§ **Task directions**: Your task is to filter the data below down to the lines holding "What".

(Figure record extracts)

# # # #

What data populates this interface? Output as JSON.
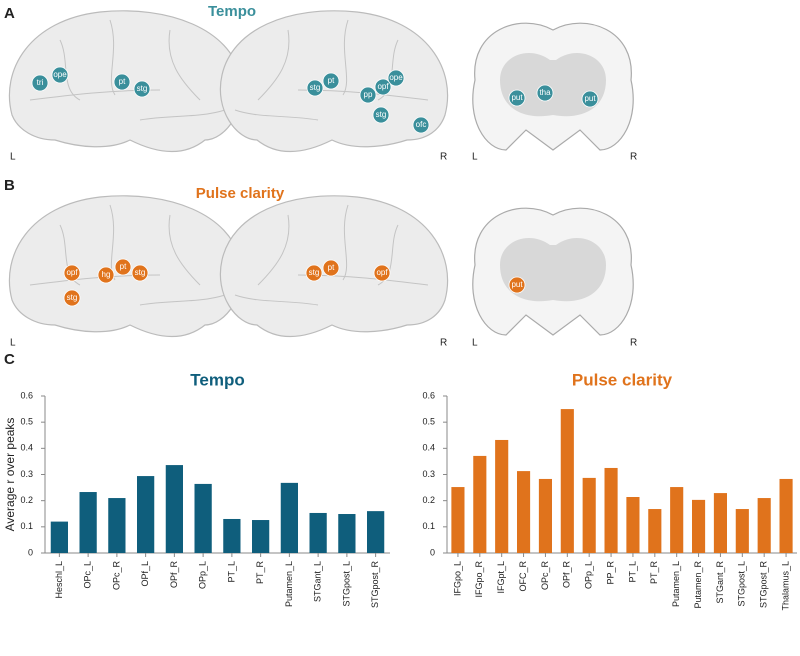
{
  "panel_labels": [
    "A",
    "B",
    "C"
  ],
  "brain_titles": [
    "Tempo",
    "Pulse clarity"
  ],
  "side_labels": {
    "left": "L",
    "right": "R"
  },
  "regions": {
    "a_left": [
      "tri",
      "ope",
      "pt",
      "stg"
    ],
    "a_right": [
      "stg",
      "pt",
      "pp",
      "opf",
      "ope",
      "stg",
      "ofc"
    ],
    "a_coronal": [
      "put",
      "tha",
      "put"
    ],
    "b_left": [
      "opf",
      "hg",
      "pt",
      "stg",
      "stg"
    ],
    "b_right": [
      "stg",
      "pt",
      "opf"
    ],
    "b_coronal": [
      "put"
    ]
  },
  "chart_data": [
    {
      "type": "bar",
      "title": "Tempo",
      "y_label": "Average r over peaks",
      "categories": [
        "Heschl_L",
        "OPc_L",
        "OPc_R",
        "OPf_L",
        "OPf_R",
        "OPp_L",
        "PT_L",
        "PT_R",
        "Putamen_L",
        "STGant_L",
        "STGpost_L",
        "STGpost_R"
      ],
      "values": [
        0.12,
        0.233,
        0.21,
        0.294,
        0.336,
        0.264,
        0.13,
        0.126,
        0.268,
        0.153,
        0.149,
        0.16
      ],
      "color": "#0f5e7c",
      "ylim": [
        0,
        0.6
      ],
      "yticks": [
        0,
        0.1,
        0.2,
        0.3,
        0.4,
        0.5,
        0.6
      ]
    },
    {
      "type": "bar",
      "title": "Pulse clarity",
      "categories": [
        "IFGpo_L",
        "IFGpo_R",
        "IFGpt_L",
        "OFC_R",
        "OPc_R",
        "OPf_R",
        "OPp_L",
        "PP_R",
        "PT_L",
        "PT_R",
        "Putamen_L",
        "Putamen_R",
        "STGant_R",
        "STGpost_L",
        "STGpost_R",
        "Thalamus_L"
      ],
      "values": [
        0.252,
        0.371,
        0.432,
        0.313,
        0.283,
        0.55,
        0.287,
        0.325,
        0.214,
        0.168,
        0.252,
        0.203,
        0.229,
        0.168,
        0.21,
        0.283
      ],
      "color": "#e0731c",
      "ylim": [
        0,
        0.6
      ],
      "yticks": [
        0,
        0.1,
        0.2,
        0.3,
        0.4,
        0.5,
        0.6
      ]
    }
  ]
}
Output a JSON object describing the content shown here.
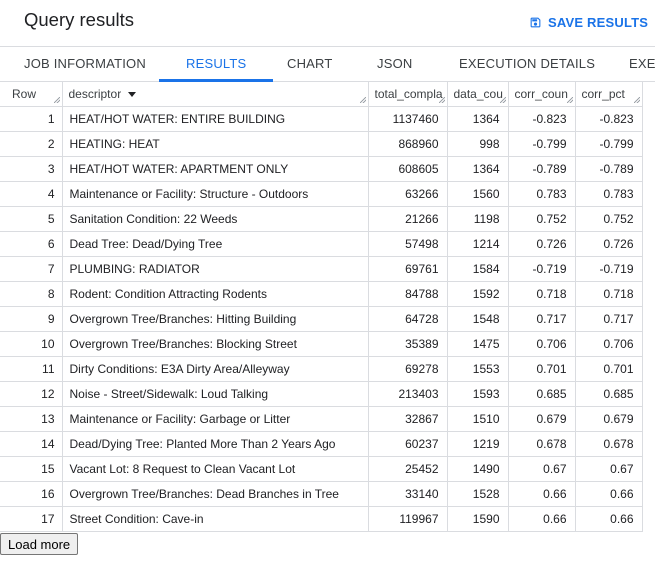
{
  "header": {
    "title": "Query results",
    "save_label": "SAVE RESULTS",
    "save_icon": "save-icon"
  },
  "tabs": [
    {
      "label": "JOB INFORMATION"
    },
    {
      "label": "RESULTS"
    },
    {
      "label": "CHART"
    },
    {
      "label": "JSON"
    },
    {
      "label": "EXECUTION DETAILS"
    },
    {
      "label": "EXEC"
    }
  ],
  "active_tab": "RESULTS",
  "table": {
    "columns": [
      "Row",
      "descriptor",
      "total_compla",
      "data_cou",
      "corr_coun",
      "corr_pct"
    ],
    "rows": [
      {
        "row": "1",
        "descriptor": "HEAT/HOT WATER: ENTIRE BUILDING",
        "total": "1137460",
        "data": "1364",
        "corr_count": "-0.823",
        "corr_pct": "-0.823"
      },
      {
        "row": "2",
        "descriptor": "HEATING: HEAT",
        "total": "868960",
        "data": "998",
        "corr_count": "-0.799",
        "corr_pct": "-0.799"
      },
      {
        "row": "3",
        "descriptor": "HEAT/HOT WATER: APARTMENT ONLY",
        "total": "608605",
        "data": "1364",
        "corr_count": "-0.789",
        "corr_pct": "-0.789"
      },
      {
        "row": "4",
        "descriptor": "Maintenance or Facility: Structure - Outdoors",
        "total": "63266",
        "data": "1560",
        "corr_count": "0.783",
        "corr_pct": "0.783"
      },
      {
        "row": "5",
        "descriptor": "Sanitation Condition: 22 Weeds",
        "total": "21266",
        "data": "1198",
        "corr_count": "0.752",
        "corr_pct": "0.752"
      },
      {
        "row": "6",
        "descriptor": "Dead Tree: Dead/Dying Tree",
        "total": "57498",
        "data": "1214",
        "corr_count": "0.726",
        "corr_pct": "0.726"
      },
      {
        "row": "7",
        "descriptor": "PLUMBING: RADIATOR",
        "total": "69761",
        "data": "1584",
        "corr_count": "-0.719",
        "corr_pct": "-0.719"
      },
      {
        "row": "8",
        "descriptor": "Rodent: Condition Attracting Rodents",
        "total": "84788",
        "data": "1592",
        "corr_count": "0.718",
        "corr_pct": "0.718"
      },
      {
        "row": "9",
        "descriptor": "Overgrown Tree/Branches: Hitting Building",
        "total": "64728",
        "data": "1548",
        "corr_count": "0.717",
        "corr_pct": "0.717"
      },
      {
        "row": "10",
        "descriptor": "Overgrown Tree/Branches: Blocking Street",
        "total": "35389",
        "data": "1475",
        "corr_count": "0.706",
        "corr_pct": "0.706"
      },
      {
        "row": "11",
        "descriptor": "Dirty Conditions: E3A Dirty Area/Alleyway",
        "total": "69278",
        "data": "1553",
        "corr_count": "0.701",
        "corr_pct": "0.701"
      },
      {
        "row": "12",
        "descriptor": "Noise - Street/Sidewalk: Loud Talking",
        "total": "213403",
        "data": "1593",
        "corr_count": "0.685",
        "corr_pct": "0.685"
      },
      {
        "row": "13",
        "descriptor": "Maintenance or Facility: Garbage or Litter",
        "total": "32867",
        "data": "1510",
        "corr_count": "0.679",
        "corr_pct": "0.679"
      },
      {
        "row": "14",
        "descriptor": "Dead/Dying Tree: Planted More Than 2 Years Ago",
        "total": "60237",
        "data": "1219",
        "corr_count": "0.678",
        "corr_pct": "0.678"
      },
      {
        "row": "15",
        "descriptor": "Vacant Lot: 8 Request to Clean Vacant Lot",
        "total": "25452",
        "data": "1490",
        "corr_count": "0.67",
        "corr_pct": "0.67"
      },
      {
        "row": "16",
        "descriptor": "Overgrown Tree/Branches: Dead Branches in Tree",
        "total": "33140",
        "data": "1528",
        "corr_count": "0.66",
        "corr_pct": "0.66"
      },
      {
        "row": "17",
        "descriptor": "Street Condition: Cave-in",
        "total": "119967",
        "data": "1590",
        "corr_count": "0.66",
        "corr_pct": "0.66"
      }
    ]
  },
  "load_more_label": "Load more",
  "colors": {
    "accent": "#1a73e8",
    "border": "#dadce0",
    "text": "#202124"
  }
}
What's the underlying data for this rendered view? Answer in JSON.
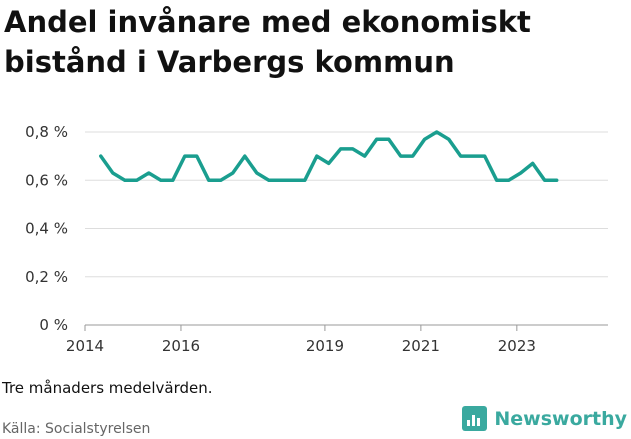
{
  "header": {
    "title": "Andel invånare med ekonomiskt bistånd i Varbergs kommun"
  },
  "footer": {
    "note": "Tre månaders medelvärden.",
    "source": "Källa: Socialstyrelsen",
    "brand": "Newsworthy"
  },
  "colors": {
    "line": "#1a9e8f",
    "brand": "#3aa99f",
    "grid": "#dddddd"
  },
  "icons": {
    "brand_logo": "bar-chart-icon"
  },
  "chart_data": {
    "type": "line",
    "title": "Andel invånare med ekonomiskt bistånd i Varbergs kommun",
    "xlabel": "",
    "ylabel": "",
    "ylim": [
      0,
      0.8
    ],
    "xlim": [
      2014,
      2024.9
    ],
    "y_ticks": [
      {
        "value": 0,
        "label": "0 %"
      },
      {
        "value": 0.2,
        "label": "0,2 %"
      },
      {
        "value": 0.4,
        "label": "0,4 %"
      },
      {
        "value": 0.6,
        "label": "0,6 %"
      },
      {
        "value": 0.8,
        "label": "0,8 %"
      }
    ],
    "x_ticks": [
      {
        "value": 2014,
        "label": "2014"
      },
      {
        "value": 2016,
        "label": "2016"
      },
      {
        "value": 2019,
        "label": "2019"
      },
      {
        "value": 2021,
        "label": "2021"
      },
      {
        "value": 2023,
        "label": "2023"
      }
    ],
    "grid": true,
    "series": [
      {
        "x": [
          2014.33,
          2014.58,
          2014.83,
          2015.08,
          2015.33,
          2015.58,
          2015.83,
          2016.08,
          2016.33,
          2016.58,
          2016.83,
          2017.08,
          2017.33,
          2017.58,
          2017.83,
          2018.08,
          2018.33,
          2018.58,
          2018.83,
          2019.08,
          2019.33,
          2019.58,
          2019.83,
          2020.08,
          2020.33,
          2020.58,
          2020.83,
          2021.08,
          2021.33,
          2021.58,
          2021.83,
          2022.08,
          2022.33,
          2022.58,
          2022.83,
          2023.08,
          2023.33,
          2023.58,
          2023.83
        ],
        "values": [
          0.7,
          0.63,
          0.6,
          0.6,
          0.63,
          0.6,
          0.6,
          0.7,
          0.7,
          0.6,
          0.6,
          0.63,
          0.7,
          0.63,
          0.6,
          0.6,
          0.6,
          0.6,
          0.7,
          0.67,
          0.73,
          0.73,
          0.7,
          0.77,
          0.77,
          0.7,
          0.7,
          0.77,
          0.8,
          0.77,
          0.7,
          0.7,
          0.7,
          0.6,
          0.6,
          0.63,
          0.67,
          0.6,
          0.6
        ]
      }
    ]
  }
}
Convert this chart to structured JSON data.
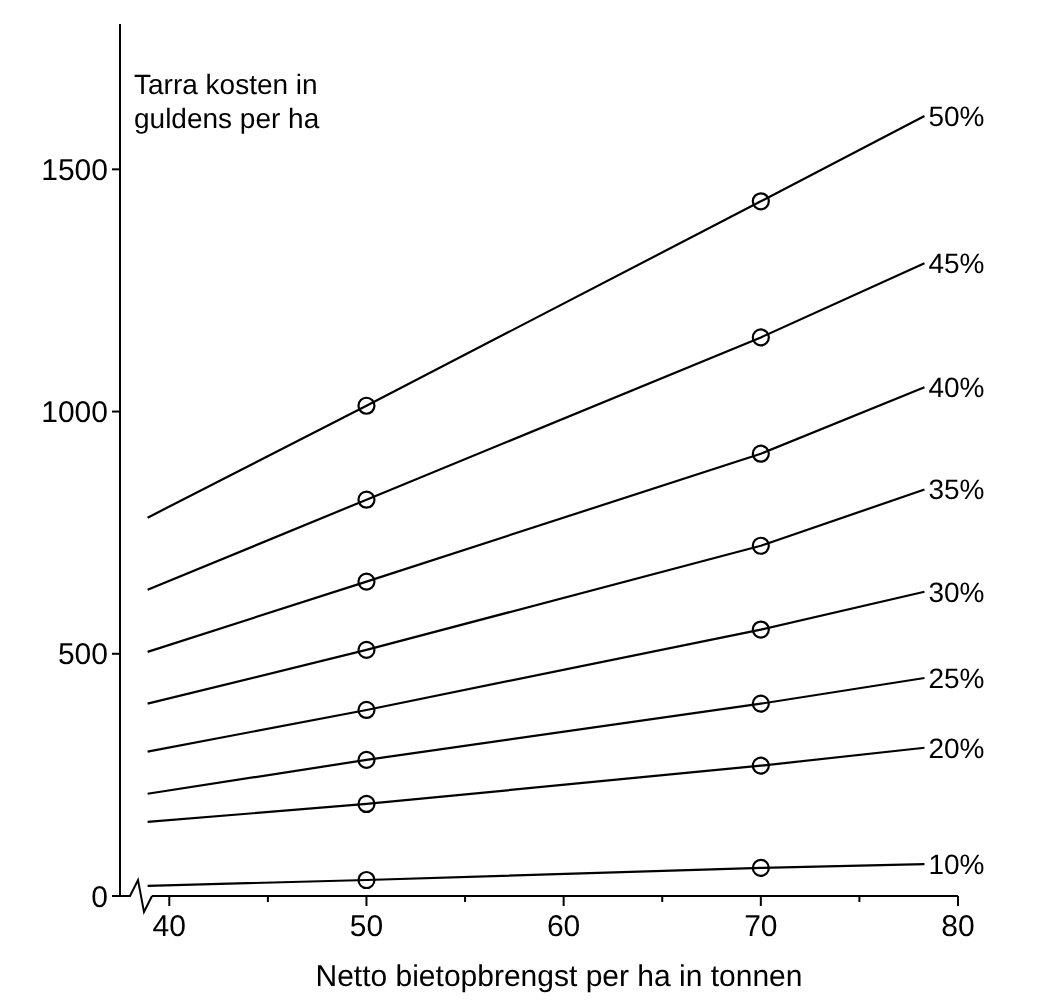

# # # #

§ **Final answer**:
What data populates this interface? Output as JSON.
What's the underlying data for this rendered view? Answer in JSON.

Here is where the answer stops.